Aim:
Give a count of the lines below that have the string "title" in them, with no other words.

----------------------------------------

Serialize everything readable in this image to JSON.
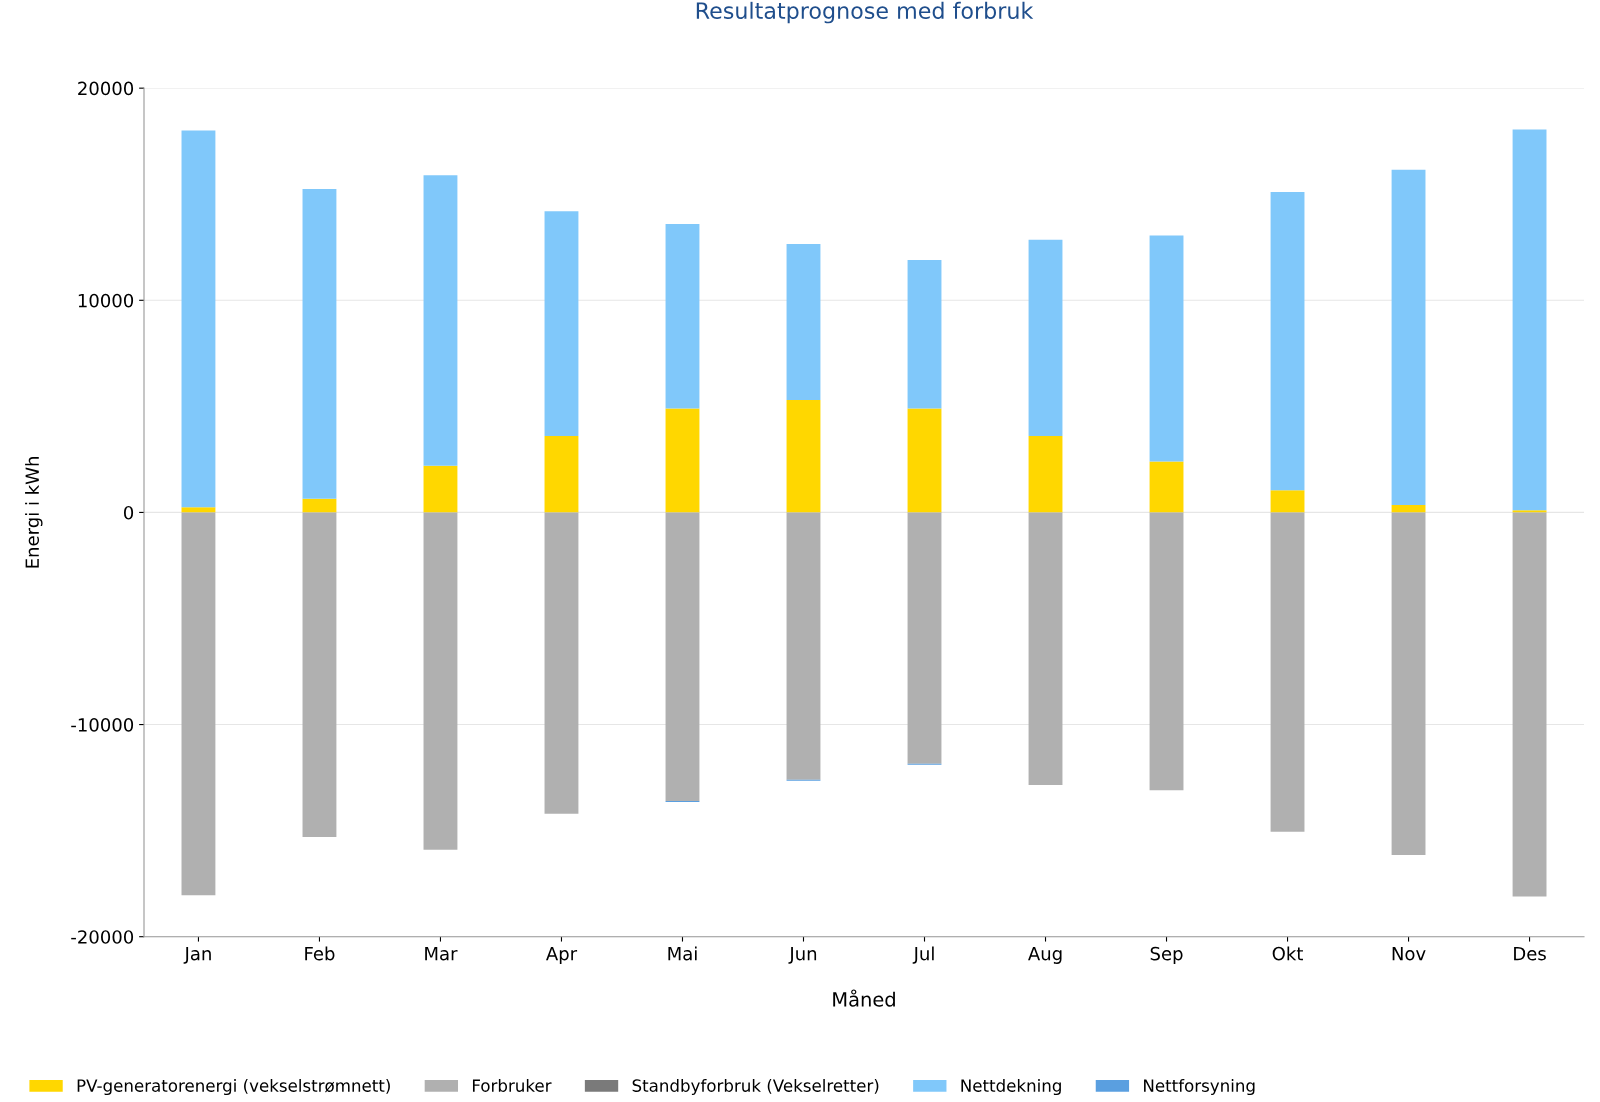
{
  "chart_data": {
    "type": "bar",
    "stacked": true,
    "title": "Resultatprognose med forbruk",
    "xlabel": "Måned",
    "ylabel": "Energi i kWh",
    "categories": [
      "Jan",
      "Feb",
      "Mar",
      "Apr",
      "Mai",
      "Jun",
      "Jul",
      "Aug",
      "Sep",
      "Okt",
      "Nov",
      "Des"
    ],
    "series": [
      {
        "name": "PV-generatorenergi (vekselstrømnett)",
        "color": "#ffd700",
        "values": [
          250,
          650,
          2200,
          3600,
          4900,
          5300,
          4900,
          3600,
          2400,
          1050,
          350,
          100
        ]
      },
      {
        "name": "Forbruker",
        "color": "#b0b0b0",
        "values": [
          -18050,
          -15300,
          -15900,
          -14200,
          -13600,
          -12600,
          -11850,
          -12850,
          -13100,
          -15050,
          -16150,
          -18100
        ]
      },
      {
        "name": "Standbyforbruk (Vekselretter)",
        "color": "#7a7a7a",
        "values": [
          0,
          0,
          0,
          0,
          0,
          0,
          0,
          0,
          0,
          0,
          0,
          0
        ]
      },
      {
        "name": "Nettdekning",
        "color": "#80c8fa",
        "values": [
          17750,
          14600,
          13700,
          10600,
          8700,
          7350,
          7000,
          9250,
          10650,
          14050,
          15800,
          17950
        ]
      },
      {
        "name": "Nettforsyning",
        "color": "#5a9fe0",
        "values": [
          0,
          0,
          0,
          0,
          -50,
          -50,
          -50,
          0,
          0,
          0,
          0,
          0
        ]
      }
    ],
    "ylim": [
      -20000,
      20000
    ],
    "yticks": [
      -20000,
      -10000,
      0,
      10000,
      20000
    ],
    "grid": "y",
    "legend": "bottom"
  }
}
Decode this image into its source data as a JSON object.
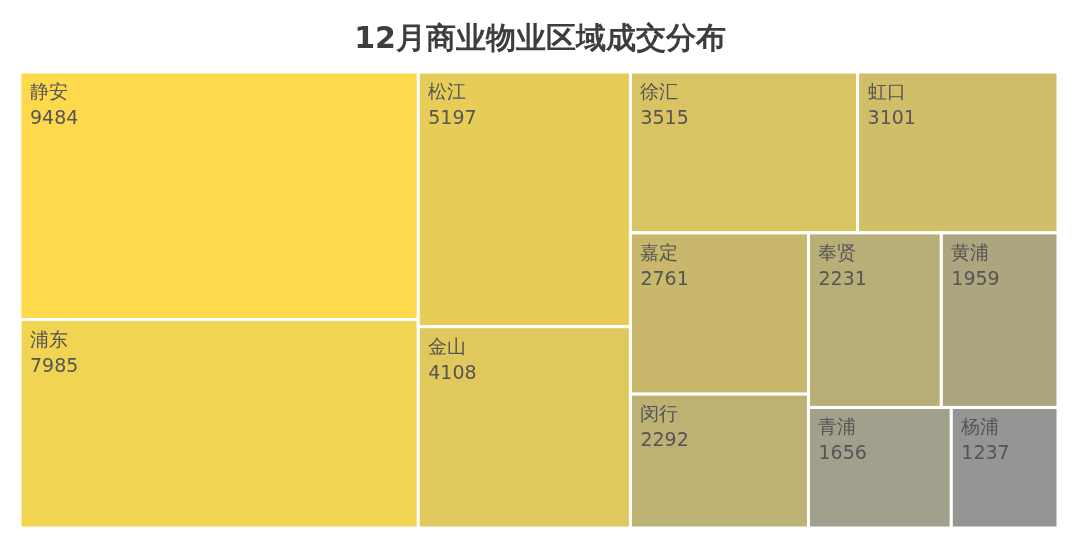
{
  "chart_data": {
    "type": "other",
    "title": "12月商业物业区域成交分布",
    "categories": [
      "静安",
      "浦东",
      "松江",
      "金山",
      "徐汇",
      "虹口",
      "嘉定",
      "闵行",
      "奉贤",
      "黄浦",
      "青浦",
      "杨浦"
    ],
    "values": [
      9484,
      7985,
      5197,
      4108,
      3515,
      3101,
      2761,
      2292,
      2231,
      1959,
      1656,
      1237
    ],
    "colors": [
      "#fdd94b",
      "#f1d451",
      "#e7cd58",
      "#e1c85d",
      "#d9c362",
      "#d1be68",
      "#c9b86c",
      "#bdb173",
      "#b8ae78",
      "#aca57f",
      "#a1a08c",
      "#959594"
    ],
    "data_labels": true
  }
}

----------------------------------------

The response:
2